EXERCISE DATA –
• • • •

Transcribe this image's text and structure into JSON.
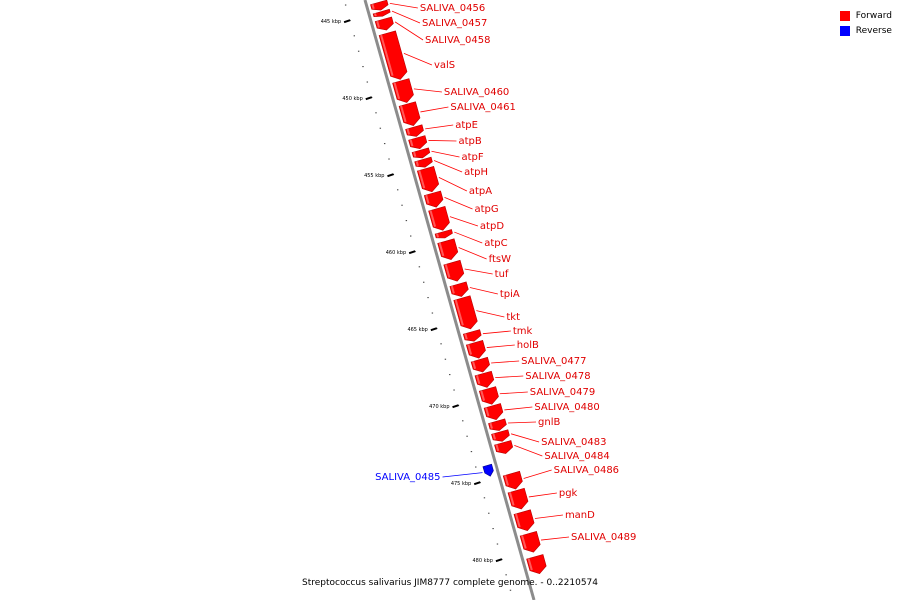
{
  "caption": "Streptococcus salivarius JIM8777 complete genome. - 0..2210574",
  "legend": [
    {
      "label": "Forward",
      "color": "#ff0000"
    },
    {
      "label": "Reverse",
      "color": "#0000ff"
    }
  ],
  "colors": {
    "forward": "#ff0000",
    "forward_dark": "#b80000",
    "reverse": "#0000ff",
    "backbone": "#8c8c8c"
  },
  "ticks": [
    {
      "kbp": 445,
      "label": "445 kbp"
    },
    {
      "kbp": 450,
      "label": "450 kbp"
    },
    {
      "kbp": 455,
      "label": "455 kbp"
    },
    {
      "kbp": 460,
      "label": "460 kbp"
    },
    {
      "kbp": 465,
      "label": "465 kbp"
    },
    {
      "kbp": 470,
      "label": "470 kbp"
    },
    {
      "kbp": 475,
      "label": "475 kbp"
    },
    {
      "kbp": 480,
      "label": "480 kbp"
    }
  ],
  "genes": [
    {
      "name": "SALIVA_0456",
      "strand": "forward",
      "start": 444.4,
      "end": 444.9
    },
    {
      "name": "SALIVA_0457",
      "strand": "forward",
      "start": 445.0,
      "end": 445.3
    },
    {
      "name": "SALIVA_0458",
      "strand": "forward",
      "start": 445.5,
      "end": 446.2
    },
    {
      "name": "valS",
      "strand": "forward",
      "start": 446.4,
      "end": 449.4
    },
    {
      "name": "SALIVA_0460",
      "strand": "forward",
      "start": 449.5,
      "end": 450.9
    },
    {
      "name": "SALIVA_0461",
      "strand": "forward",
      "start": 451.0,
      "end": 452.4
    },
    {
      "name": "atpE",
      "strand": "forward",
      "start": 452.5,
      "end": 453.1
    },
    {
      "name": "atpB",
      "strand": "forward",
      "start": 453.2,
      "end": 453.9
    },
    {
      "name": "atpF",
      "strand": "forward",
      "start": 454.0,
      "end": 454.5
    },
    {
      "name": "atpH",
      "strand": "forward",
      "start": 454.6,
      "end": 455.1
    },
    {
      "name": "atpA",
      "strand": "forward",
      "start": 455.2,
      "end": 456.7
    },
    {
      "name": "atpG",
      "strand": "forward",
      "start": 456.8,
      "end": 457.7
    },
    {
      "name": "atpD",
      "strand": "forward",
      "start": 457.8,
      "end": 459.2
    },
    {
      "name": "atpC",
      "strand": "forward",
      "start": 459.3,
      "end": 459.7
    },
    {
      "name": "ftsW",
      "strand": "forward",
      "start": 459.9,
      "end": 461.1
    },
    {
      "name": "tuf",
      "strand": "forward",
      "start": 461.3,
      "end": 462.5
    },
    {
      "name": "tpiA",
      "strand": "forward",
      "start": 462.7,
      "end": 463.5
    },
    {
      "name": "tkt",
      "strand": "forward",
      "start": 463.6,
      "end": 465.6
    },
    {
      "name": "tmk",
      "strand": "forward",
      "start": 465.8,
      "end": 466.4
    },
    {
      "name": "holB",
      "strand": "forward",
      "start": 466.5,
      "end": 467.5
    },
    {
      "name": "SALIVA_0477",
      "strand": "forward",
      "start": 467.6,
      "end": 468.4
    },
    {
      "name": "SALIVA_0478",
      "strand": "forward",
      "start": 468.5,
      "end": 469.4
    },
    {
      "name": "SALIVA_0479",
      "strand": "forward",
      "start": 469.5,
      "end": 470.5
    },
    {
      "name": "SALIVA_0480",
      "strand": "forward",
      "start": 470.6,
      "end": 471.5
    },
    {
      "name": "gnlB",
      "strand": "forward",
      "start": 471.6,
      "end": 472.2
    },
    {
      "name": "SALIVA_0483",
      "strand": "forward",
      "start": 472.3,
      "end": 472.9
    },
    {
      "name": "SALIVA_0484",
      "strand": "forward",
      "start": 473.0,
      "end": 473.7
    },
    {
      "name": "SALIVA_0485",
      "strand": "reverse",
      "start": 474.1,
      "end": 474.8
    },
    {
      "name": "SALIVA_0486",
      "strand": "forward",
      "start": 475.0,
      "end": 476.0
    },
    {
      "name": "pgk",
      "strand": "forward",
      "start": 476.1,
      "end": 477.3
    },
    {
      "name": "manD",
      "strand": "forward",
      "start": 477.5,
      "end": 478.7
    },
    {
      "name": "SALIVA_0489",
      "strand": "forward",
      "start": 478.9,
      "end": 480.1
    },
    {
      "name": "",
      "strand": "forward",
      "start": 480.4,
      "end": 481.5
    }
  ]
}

• • • •

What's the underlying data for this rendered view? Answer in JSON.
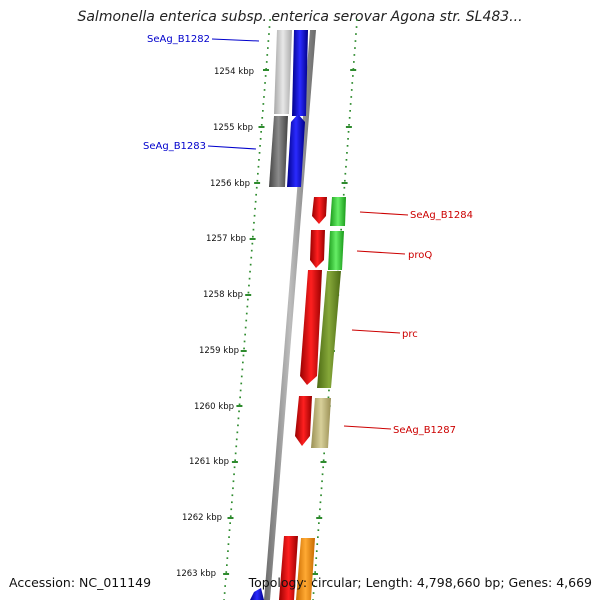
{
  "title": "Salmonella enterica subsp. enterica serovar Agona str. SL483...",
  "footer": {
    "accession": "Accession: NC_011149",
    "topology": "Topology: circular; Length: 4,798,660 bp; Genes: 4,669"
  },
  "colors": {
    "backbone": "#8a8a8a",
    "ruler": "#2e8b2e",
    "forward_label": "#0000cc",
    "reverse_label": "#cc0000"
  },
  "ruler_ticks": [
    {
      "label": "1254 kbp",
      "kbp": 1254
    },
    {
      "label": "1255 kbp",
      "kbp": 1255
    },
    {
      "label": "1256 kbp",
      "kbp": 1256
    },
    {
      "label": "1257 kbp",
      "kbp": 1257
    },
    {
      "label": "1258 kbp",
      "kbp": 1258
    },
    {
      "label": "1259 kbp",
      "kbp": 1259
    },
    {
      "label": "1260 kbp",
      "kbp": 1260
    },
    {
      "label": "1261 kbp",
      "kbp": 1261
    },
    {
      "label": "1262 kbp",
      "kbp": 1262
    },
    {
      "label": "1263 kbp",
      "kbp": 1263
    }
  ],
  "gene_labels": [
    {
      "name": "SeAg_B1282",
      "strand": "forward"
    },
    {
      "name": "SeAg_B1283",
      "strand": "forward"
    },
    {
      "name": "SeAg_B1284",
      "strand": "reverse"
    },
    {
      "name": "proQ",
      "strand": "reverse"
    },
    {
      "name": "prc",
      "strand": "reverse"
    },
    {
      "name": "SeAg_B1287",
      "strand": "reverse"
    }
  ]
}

• • • •

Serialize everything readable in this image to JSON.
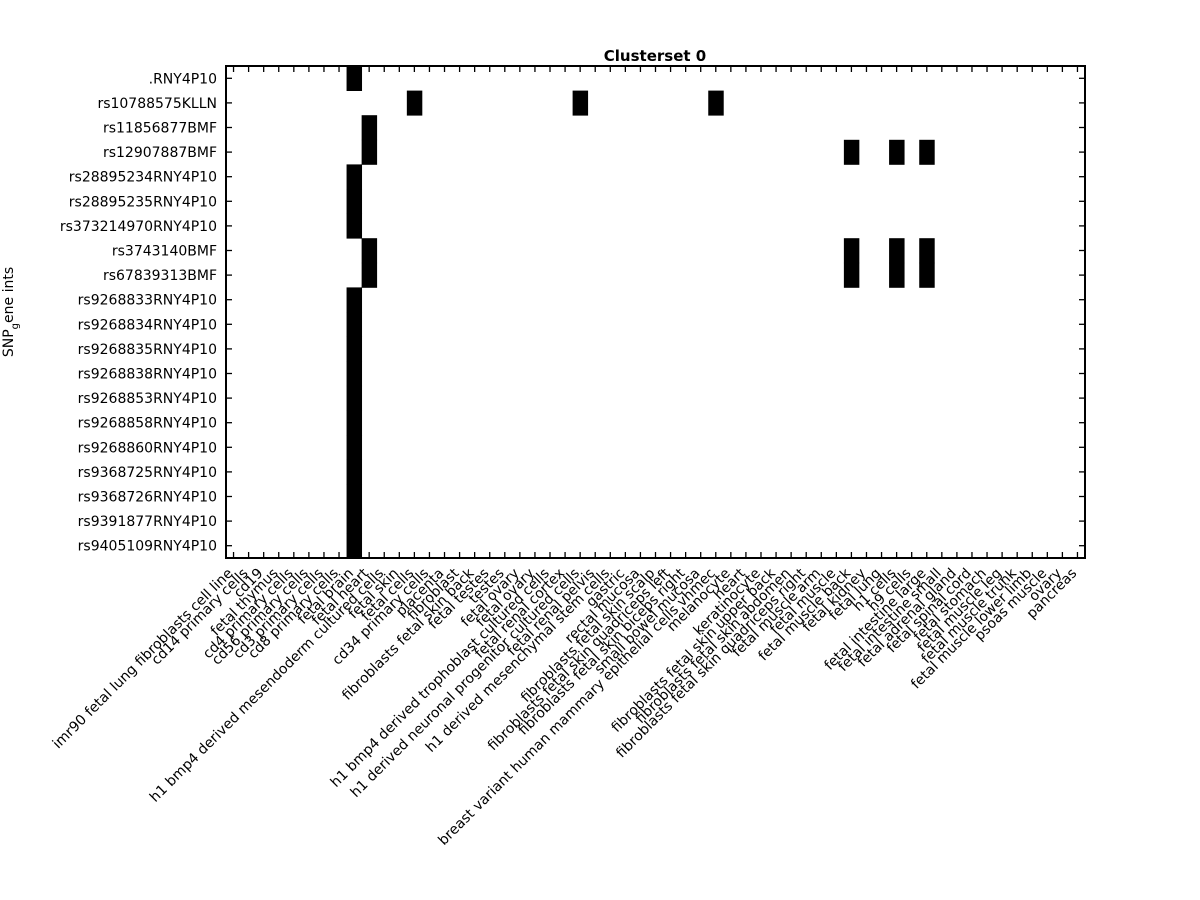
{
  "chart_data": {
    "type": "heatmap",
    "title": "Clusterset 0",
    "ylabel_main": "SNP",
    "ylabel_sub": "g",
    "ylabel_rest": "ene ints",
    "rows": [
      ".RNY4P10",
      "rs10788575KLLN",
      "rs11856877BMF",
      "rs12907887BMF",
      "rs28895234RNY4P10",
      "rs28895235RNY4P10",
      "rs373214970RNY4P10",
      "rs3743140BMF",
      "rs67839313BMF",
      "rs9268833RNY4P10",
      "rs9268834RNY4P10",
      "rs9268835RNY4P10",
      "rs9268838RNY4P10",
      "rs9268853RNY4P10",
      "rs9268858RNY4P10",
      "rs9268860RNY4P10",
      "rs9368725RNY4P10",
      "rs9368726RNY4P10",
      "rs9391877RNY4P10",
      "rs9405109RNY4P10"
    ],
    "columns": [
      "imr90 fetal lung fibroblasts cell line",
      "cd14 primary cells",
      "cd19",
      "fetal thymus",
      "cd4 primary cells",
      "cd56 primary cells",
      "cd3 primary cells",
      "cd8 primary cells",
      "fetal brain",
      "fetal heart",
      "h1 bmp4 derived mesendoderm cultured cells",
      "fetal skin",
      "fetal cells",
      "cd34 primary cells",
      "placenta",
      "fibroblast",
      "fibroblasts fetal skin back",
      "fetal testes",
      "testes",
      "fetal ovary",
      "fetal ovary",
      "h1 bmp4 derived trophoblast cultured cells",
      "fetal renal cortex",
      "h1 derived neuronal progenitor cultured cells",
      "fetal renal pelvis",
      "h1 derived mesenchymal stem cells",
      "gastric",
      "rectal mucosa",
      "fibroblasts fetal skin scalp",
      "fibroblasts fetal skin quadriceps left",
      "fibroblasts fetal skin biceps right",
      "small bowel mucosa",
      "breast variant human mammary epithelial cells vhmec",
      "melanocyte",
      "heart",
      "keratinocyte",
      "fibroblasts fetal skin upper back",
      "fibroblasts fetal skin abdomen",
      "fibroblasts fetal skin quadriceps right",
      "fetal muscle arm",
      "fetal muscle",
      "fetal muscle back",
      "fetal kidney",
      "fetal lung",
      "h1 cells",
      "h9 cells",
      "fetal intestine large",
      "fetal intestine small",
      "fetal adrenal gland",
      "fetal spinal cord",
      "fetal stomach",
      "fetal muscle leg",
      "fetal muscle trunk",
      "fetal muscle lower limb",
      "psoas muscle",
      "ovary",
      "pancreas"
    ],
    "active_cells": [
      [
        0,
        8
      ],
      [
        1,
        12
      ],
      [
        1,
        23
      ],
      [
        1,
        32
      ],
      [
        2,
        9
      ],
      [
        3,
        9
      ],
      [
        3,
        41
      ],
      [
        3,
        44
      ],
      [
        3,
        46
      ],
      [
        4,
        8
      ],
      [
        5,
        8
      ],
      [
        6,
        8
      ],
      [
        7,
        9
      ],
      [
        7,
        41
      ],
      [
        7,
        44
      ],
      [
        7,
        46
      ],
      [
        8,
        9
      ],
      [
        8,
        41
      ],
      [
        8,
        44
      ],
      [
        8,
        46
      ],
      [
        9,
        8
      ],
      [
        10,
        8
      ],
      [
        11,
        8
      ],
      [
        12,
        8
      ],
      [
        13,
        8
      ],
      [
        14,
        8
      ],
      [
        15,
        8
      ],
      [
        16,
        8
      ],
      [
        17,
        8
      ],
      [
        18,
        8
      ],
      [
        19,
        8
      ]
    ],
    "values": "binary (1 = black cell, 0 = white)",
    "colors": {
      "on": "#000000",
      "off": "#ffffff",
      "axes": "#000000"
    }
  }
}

• • • •

Across the data above, how many lines carry the word "fibroblasts"? Only the number is needed.

OUTPUT OF THE TASK – 8